- [OBJECTIVE]
Nothing in the data should change when you return it, but leave the pictures out.

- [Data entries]
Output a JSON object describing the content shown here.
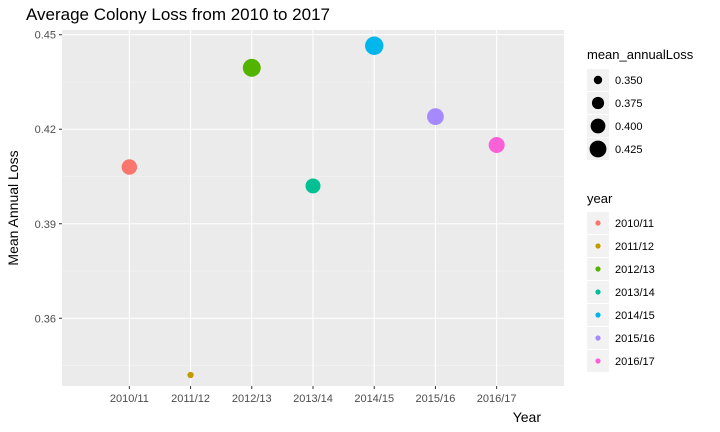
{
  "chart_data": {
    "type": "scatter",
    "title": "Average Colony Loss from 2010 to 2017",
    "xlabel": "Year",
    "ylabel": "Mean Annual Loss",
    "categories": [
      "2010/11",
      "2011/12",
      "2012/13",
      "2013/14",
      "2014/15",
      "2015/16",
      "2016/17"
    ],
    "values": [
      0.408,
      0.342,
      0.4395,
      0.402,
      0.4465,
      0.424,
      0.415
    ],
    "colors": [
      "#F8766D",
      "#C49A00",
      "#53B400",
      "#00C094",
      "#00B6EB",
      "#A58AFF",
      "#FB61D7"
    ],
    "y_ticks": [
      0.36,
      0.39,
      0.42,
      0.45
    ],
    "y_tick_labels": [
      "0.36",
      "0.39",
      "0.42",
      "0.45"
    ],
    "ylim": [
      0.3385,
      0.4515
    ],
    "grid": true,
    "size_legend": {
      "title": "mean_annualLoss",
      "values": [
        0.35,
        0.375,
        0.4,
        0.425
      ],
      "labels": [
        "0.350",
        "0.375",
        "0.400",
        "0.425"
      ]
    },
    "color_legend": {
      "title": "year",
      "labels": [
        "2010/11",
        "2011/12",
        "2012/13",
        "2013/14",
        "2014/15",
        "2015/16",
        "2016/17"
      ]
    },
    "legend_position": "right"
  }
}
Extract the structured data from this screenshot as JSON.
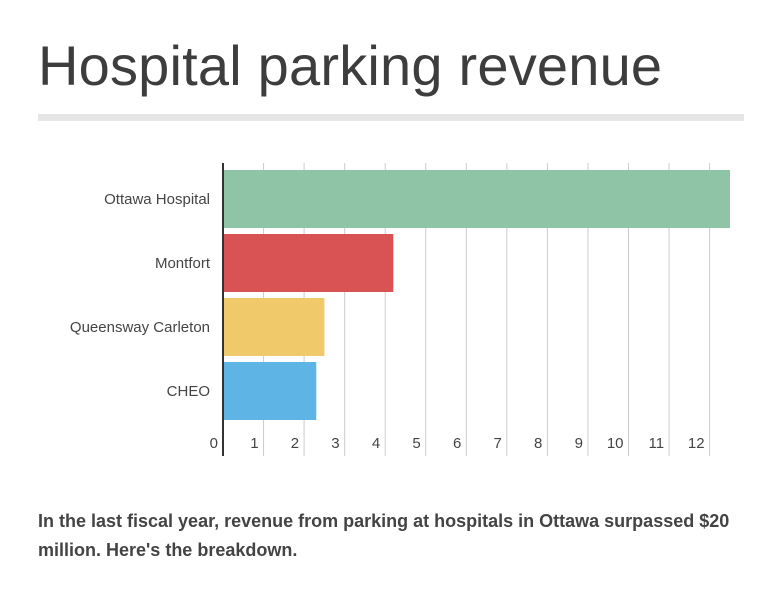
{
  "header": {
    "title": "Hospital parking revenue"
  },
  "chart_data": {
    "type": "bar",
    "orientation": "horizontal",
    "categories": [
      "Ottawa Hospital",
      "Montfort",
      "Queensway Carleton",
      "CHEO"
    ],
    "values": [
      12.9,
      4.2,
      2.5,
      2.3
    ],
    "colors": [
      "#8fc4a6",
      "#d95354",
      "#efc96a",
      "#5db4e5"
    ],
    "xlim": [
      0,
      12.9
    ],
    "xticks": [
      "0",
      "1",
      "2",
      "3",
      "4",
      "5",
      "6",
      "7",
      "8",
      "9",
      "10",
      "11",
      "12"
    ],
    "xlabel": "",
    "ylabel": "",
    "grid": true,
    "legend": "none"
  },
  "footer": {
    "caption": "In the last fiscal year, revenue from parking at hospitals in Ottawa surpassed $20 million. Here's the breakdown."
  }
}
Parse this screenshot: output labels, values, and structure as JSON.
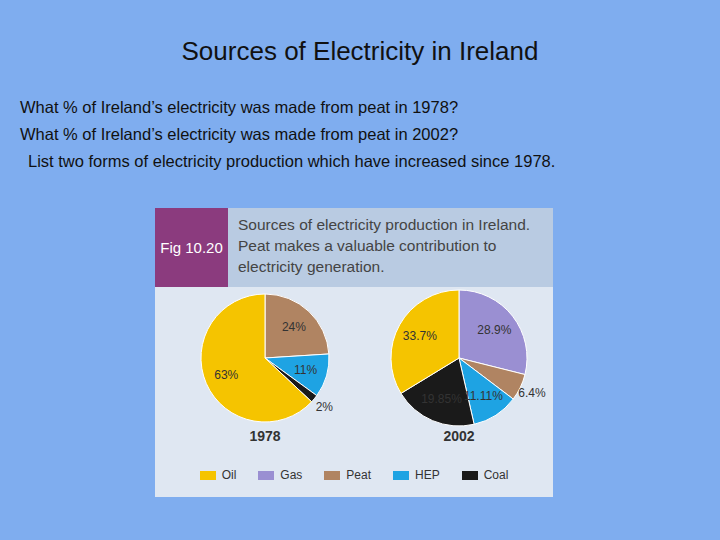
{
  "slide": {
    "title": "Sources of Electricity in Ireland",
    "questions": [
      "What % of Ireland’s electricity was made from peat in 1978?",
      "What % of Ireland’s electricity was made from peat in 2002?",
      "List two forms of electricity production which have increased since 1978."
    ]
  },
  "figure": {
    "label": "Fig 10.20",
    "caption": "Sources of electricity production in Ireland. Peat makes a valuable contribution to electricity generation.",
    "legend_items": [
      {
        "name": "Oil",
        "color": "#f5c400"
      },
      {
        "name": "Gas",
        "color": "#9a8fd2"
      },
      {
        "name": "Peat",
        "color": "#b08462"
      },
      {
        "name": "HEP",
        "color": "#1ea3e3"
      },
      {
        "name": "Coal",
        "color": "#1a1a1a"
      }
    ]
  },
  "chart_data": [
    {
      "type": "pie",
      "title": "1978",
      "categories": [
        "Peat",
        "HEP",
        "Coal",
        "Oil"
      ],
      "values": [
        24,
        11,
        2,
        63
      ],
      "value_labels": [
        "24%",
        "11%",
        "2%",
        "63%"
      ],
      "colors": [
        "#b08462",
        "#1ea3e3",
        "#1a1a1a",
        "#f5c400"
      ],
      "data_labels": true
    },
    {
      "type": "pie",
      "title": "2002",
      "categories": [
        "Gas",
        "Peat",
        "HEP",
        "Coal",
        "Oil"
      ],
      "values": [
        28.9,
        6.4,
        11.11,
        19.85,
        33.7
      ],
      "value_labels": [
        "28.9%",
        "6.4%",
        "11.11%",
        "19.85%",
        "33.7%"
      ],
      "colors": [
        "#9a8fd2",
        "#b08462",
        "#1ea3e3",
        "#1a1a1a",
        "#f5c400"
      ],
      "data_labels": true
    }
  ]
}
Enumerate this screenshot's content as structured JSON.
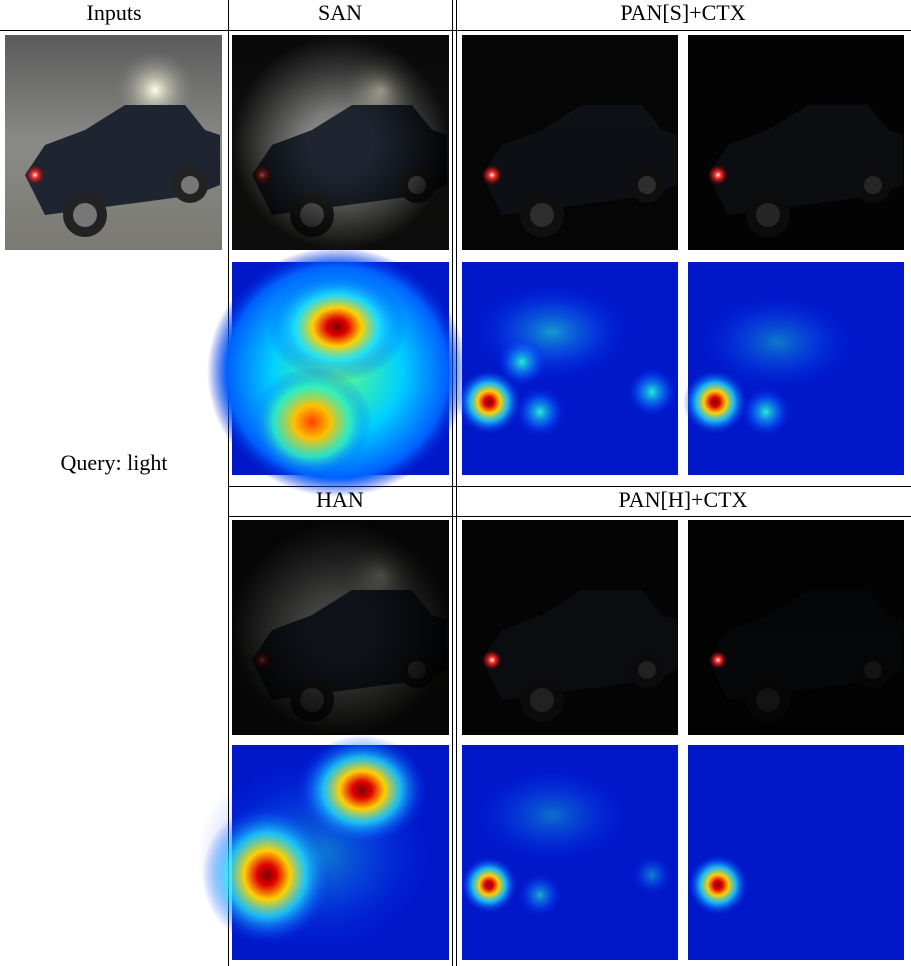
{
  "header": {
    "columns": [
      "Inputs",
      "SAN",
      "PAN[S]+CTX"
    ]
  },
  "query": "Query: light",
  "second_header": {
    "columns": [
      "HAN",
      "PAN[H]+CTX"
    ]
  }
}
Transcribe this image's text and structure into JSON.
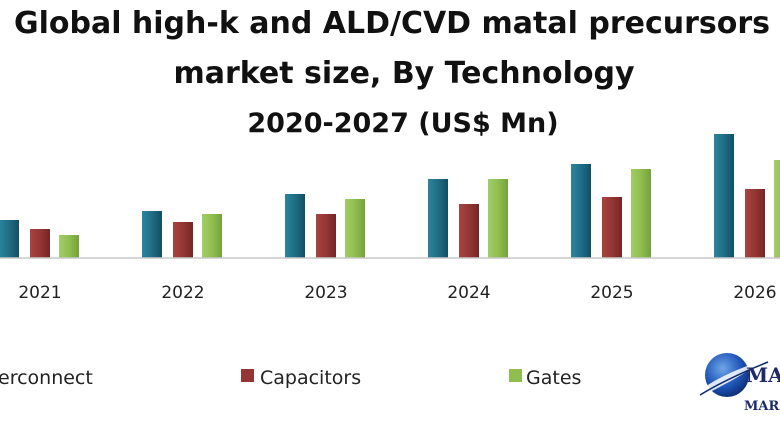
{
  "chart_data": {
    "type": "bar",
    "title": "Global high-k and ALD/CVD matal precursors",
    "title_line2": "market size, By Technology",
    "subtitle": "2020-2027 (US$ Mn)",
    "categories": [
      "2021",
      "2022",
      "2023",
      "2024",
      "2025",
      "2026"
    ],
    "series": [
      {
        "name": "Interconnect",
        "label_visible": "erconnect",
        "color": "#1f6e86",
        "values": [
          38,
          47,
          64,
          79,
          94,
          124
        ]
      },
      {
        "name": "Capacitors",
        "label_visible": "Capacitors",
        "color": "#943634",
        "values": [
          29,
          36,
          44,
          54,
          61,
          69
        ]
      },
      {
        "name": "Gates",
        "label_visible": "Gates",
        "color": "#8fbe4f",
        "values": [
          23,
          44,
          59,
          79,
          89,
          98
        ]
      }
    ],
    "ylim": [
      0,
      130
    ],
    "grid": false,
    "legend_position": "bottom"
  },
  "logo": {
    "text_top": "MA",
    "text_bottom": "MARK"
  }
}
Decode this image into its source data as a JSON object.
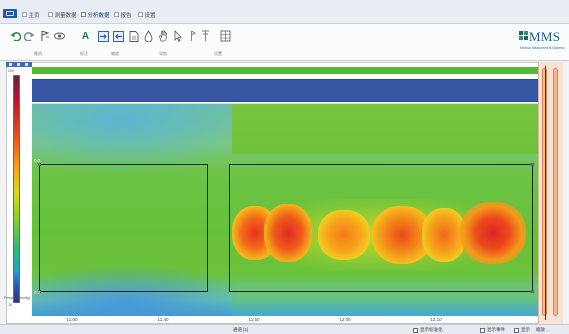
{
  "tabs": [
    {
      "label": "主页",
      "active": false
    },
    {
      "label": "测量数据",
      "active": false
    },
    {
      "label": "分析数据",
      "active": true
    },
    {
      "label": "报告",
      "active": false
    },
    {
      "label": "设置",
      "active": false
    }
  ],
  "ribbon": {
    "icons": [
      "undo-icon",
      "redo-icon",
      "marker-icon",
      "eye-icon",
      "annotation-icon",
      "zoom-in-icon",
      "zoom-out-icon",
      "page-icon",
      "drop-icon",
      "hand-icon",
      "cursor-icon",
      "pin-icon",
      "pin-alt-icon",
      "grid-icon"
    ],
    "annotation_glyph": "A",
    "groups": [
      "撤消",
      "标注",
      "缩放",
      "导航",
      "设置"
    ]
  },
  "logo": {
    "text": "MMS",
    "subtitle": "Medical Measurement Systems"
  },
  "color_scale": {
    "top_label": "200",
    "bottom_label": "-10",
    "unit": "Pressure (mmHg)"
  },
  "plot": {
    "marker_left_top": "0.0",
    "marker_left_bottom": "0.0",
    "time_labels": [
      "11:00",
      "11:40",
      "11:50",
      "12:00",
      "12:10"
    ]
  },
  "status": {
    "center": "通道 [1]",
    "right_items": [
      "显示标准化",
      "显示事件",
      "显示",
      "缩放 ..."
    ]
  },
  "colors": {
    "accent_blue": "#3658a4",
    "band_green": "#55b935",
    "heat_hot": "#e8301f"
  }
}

- [SOLUTION TO THIS TASK]
Output a JSON object describing the content shown here.
{
  "chart_data": {
    "type": "scatter",
    "title": "Average Colony Loss from 2010 to 2017",
    "xlabel": "Year",
    "ylabel": "Mean Annual Loss",
    "categories": [
      "2010/11",
      "2011/12",
      "2012/13",
      "2013/14",
      "2014/15",
      "2015/16",
      "2016/17"
    ],
    "values": [
      0.408,
      0.342,
      0.4395,
      0.402,
      0.4465,
      0.424,
      0.415
    ],
    "colors": [
      "#F8766D",
      "#C49A00",
      "#53B400",
      "#00C094",
      "#00B6EB",
      "#A58AFF",
      "#FB61D7"
    ],
    "y_ticks": [
      0.36,
      0.39,
      0.42,
      0.45
    ],
    "y_tick_labels": [
      "0.36",
      "0.39",
      "0.42",
      "0.45"
    ],
    "ylim": [
      0.3385,
      0.4515
    ],
    "grid": true,
    "size_legend": {
      "title": "mean_annualLoss",
      "values": [
        0.35,
        0.375,
        0.4,
        0.425
      ],
      "labels": [
        "0.350",
        "0.375",
        "0.400",
        "0.425"
      ]
    },
    "color_legend": {
      "title": "year",
      "labels": [
        "2010/11",
        "2011/12",
        "2012/13",
        "2013/14",
        "2014/15",
        "2015/16",
        "2016/17"
      ]
    },
    "legend_position": "right"
  }
}
Extract the structured data from this screenshot as JSON.
{
  "header": {
    "title": "Hospital parking revenue"
  },
  "chart_data": {
    "type": "bar",
    "orientation": "horizontal",
    "categories": [
      "Ottawa Hospital",
      "Montfort",
      "Queensway Carleton",
      "CHEO"
    ],
    "values": [
      12.9,
      4.2,
      2.5,
      2.3
    ],
    "colors": [
      "#8fc4a6",
      "#d95354",
      "#efc96a",
      "#5db4e5"
    ],
    "xlim": [
      0,
      12.9
    ],
    "xticks": [
      "0",
      "1",
      "2",
      "3",
      "4",
      "5",
      "6",
      "7",
      "8",
      "9",
      "10",
      "11",
      "12"
    ],
    "xlabel": "",
    "ylabel": "",
    "grid": true,
    "legend": "none"
  },
  "footer": {
    "caption": "In the last fiscal year, revenue from parking at hospitals in Ottawa surpassed $20 million. Here's the breakdown."
  }
}
Parse this screenshot: output labels, values, and structure as JSON.
{
  "slide": {
    "title": "Sources of Electricity in Ireland",
    "questions": [
      "What % of Ireland’s electricity was made from peat in 1978?",
      "What % of Ireland’s electricity was made from peat in 2002?",
      "List two forms of electricity production which have increased since 1978."
    ]
  },
  "figure": {
    "label": "Fig 10.20",
    "caption": "Sources of electricity production in Ireland. Peat makes a valuable contribution to electricity generation.",
    "legend_items": [
      {
        "name": "Oil",
        "color": "#f5c400"
      },
      {
        "name": "Gas",
        "color": "#9a8fd2"
      },
      {
        "name": "Peat",
        "color": "#b08462"
      },
      {
        "name": "HEP",
        "color": "#1ea3e3"
      },
      {
        "name": "Coal",
        "color": "#1a1a1a"
      }
    ]
  },
  "chart_data": [
    {
      "type": "pie",
      "title": "1978",
      "categories": [
        "Peat",
        "HEP",
        "Coal",
        "Oil"
      ],
      "values": [
        24,
        11,
        2,
        63
      ],
      "value_labels": [
        "24%",
        "11%",
        "2%",
        "63%"
      ],
      "colors": [
        "#b08462",
        "#1ea3e3",
        "#1a1a1a",
        "#f5c400"
      ],
      "data_labels": true
    },
    {
      "type": "pie",
      "title": "2002",
      "categories": [
        "Gas",
        "Peat",
        "HEP",
        "Coal",
        "Oil"
      ],
      "values": [
        28.9,
        6.4,
        11.11,
        19.85,
        33.7
      ],
      "value_labels": [
        "28.9%",
        "6.4%",
        "11.11%",
        "19.85%",
        "33.7%"
      ],
      "colors": [
        "#9a8fd2",
        "#b08462",
        "#1ea3e3",
        "#1a1a1a",
        "#f5c400"
      ],
      "data_labels": true
    }
  ]
}
Enumerate this screenshot's content as structured JSON.
{
  "header": {
    "columns": [
      "Inputs",
      "SAN",
      "PAN[S]+CTX"
    ]
  },
  "query": "Query: light",
  "second_header": {
    "columns": [
      "HAN",
      "PAN[H]+CTX"
    ]
  }
}
Transcribe this image's text and structure into JSON.
{
  "chart_data": {
    "type": "bar",
    "title": "Global high-k and ALD/CVD matal precursors",
    "title_line2": "market size, By Technology",
    "subtitle": "2020-2027 (US$ Mn)",
    "categories": [
      "2021",
      "2022",
      "2023",
      "2024",
      "2025",
      "2026"
    ],
    "series": [
      {
        "name": "Interconnect",
        "label_visible": "erconnect",
        "color": "#1f6e86",
        "values": [
          38,
          47,
          64,
          79,
          94,
          124
        ]
      },
      {
        "name": "Capacitors",
        "label_visible": "Capacitors",
        "color": "#943634",
        "values": [
          29,
          36,
          44,
          54,
          61,
          69
        ]
      },
      {
        "name": "Gates",
        "label_visible": "Gates",
        "color": "#8fbe4f",
        "values": [
          23,
          44,
          59,
          79,
          89,
          98
        ]
      }
    ],
    "ylim": [
      0,
      130
    ],
    "grid": false,
    "legend_position": "bottom"
  },
  "logo": {
    "text_top": "MA",
    "text_bottom": "MARK"
  }
}
Decode this image into its source data as a JSON object.
{
  "tabs": [
    {
      "label": "主页",
      "active": false
    },
    {
      "label": "测量数据",
      "active": false
    },
    {
      "label": "分析数据",
      "active": true
    },
    {
      "label": "报告",
      "active": false
    },
    {
      "label": "设置",
      "active": false
    }
  ],
  "ribbon": {
    "icons": [
      "undo-icon",
      "redo-icon",
      "marker-icon",
      "eye-icon",
      "annotation-icon",
      "zoom-in-icon",
      "zoom-out-icon",
      "page-icon",
      "drop-icon",
      "hand-icon",
      "cursor-icon",
      "pin-icon",
      "pin-alt-icon",
      "grid-icon"
    ],
    "annotation_glyph": "A",
    "groups": [
      "撤消",
      "标注",
      "缩放",
      "导航",
      "设置"
    ]
  },
  "logo": {
    "text": "MMS",
    "subtitle": "Medical Measurement Systems"
  },
  "color_scale": {
    "top_label": "200",
    "bottom_label": "-10",
    "unit": "Pressure (mmHg)"
  },
  "plot": {
    "marker_left_top": "0.0",
    "marker_left_bottom": "0.0",
    "time_labels": [
      "11:00",
      "11:40",
      "11:50",
      "12:00",
      "12:10"
    ]
  },
  "status": {
    "center": "通道 [1]",
    "right_items": [
      "显示标准化",
      "显示事件",
      "显示",
      "缩放 ..."
    ]
  },
  "colors": {
    "accent_blue": "#3658a4",
    "band_green": "#55b935",
    "heat_hot": "#e8301f"
  }
}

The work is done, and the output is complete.